__WHAT THIS EXERCISE ASKS__.
- 1) From the text on foreign objects stuck in a cat's throat, reproduce the part that opens with the words containing "What is Foreign" and closes with "the respiratory tract.".
- 2) Answer these questions using the text on foreign objects stuck in a cat's throat:
(a) Which four terms might a veterinarian use for a foreign body stuck in a cat's throat?
(b) What do cats use to inspect the world around them?
(c) Which part of the upper digestive tract does the text name?
- 3) Based on the text on foreign objects stuck in a cat's throat, explain why an owner who fears such an object is trapped should take the cat to a veterinarian right away.

__DOCUMENT TEXT__.
What is Foreign Objects Stuck in the Throat?
You may hear your veterinarian call a foreign body stuck in your cat's throat an esophageal obstruction, gastrointestinal (GI) obstruction, pharyngeal obstruction or airway obstruction. All of these terms simply mean your cat has swallowed an object that is too large to pass through the GI tract or has become trapped in the respiratory tract.
Cats inspect the world around them with their tongues and mouths. This habit can sometimes get your feline friend into trouble and threaten her health. Sometimes a cat eats an object that is too large to pass through her upper digestive tract, namely her esophagus. These foreign bodies can become lodged in the esophagus or airway, obstructing digestion or airflow. A foreign body can also cause inflammation or injury to the esophagus or airway, leading to pain and discomfort. If you fear your cat has a foreign object trapped in the throat, visit a veterinarian right away. Depending on the size and location of the object, an esophageal or pharyngeal blockage is a life-threatening condition.

__STORED DATA__.
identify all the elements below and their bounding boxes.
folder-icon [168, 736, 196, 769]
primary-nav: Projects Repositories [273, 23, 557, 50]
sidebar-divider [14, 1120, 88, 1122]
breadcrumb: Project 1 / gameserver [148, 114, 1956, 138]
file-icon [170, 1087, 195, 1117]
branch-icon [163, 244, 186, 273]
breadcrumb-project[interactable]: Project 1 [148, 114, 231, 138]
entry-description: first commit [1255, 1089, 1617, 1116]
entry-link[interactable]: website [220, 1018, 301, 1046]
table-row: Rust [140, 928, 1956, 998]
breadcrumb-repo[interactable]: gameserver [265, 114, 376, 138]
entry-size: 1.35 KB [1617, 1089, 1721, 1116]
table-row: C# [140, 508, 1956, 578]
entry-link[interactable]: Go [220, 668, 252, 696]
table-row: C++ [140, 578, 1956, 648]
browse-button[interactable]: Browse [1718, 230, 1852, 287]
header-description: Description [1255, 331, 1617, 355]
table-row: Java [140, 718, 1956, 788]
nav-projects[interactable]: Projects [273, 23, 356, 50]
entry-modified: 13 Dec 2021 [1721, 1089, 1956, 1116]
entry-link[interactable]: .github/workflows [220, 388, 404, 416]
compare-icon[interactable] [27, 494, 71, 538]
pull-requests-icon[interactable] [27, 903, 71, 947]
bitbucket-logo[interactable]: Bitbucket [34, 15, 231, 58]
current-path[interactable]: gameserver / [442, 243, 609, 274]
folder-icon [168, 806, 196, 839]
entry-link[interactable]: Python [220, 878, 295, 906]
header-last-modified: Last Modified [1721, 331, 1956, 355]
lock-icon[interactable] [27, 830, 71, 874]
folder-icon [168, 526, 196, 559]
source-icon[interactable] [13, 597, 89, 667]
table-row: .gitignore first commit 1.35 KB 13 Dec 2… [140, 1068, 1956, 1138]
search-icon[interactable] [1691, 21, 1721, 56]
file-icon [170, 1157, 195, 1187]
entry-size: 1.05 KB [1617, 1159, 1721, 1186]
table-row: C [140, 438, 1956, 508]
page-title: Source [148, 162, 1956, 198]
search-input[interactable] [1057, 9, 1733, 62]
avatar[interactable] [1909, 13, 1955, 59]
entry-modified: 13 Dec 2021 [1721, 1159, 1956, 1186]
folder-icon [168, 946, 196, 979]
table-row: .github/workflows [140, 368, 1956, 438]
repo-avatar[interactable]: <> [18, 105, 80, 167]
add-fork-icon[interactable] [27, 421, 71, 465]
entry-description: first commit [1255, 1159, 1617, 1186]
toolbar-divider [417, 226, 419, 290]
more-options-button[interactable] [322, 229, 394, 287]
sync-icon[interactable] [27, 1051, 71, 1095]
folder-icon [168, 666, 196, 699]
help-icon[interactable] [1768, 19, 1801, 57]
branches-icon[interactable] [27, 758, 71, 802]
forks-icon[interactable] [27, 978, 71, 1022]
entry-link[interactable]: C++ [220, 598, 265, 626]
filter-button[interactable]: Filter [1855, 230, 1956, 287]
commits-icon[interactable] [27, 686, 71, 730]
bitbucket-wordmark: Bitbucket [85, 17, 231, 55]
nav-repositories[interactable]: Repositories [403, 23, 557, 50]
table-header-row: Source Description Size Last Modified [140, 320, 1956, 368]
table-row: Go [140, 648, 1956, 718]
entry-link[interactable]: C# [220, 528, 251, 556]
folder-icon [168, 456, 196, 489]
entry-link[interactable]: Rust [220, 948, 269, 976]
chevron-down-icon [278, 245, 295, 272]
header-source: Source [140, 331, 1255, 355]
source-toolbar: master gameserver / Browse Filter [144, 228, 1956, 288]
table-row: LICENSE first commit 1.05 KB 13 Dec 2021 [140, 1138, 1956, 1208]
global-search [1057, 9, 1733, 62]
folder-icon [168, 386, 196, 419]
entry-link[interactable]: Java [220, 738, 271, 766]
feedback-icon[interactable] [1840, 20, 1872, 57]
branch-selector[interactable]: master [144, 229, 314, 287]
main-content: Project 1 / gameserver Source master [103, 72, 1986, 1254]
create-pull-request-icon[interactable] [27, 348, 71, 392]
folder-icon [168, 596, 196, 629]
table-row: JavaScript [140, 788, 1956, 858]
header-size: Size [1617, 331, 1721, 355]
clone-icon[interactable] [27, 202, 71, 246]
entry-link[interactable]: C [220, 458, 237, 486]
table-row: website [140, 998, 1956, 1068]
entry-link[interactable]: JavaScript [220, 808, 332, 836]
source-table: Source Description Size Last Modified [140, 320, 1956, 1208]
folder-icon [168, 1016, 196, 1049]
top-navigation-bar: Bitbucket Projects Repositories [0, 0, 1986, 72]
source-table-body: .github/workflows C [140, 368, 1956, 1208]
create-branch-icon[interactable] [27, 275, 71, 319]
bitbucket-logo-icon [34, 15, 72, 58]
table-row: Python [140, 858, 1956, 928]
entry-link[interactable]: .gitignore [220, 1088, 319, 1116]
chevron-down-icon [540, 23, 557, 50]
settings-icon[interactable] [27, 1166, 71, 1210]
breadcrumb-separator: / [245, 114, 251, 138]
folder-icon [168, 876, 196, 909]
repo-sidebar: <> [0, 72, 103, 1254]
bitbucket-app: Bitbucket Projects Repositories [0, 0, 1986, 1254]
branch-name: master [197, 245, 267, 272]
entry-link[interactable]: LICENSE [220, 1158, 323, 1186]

__TASK-BY-TASK ANSWERS__.
- 1)
What is Foreign Objects Stuck in the Throat?
You may hear your veterinarian call a foreign body stuck in your cat's throat an esophageal obstruction, gastrointestinal (GI) obstruction, pharyngeal obstruction or airway obstruction. All of these terms simply mean your cat has swallowed an object that is too large to pass through the GI tract or has become trapped in the respiratory tract.

- 2)
(a) Esophageal obstruction, gastrointestinal (GI) obstruction, pharyngeal obstruction, or airway obstruction.
(b) Their tongues and mouths.
(c) The esophagus.

- 3) Depending on the size and location of the object, an esophageal or pharyngeal blockage is a life-threatening condition. A lodged foreign body can obstruct digestion or airflow. It can also cause inflammation or injury to the esophagus or airway, which leads to pain and discomfort.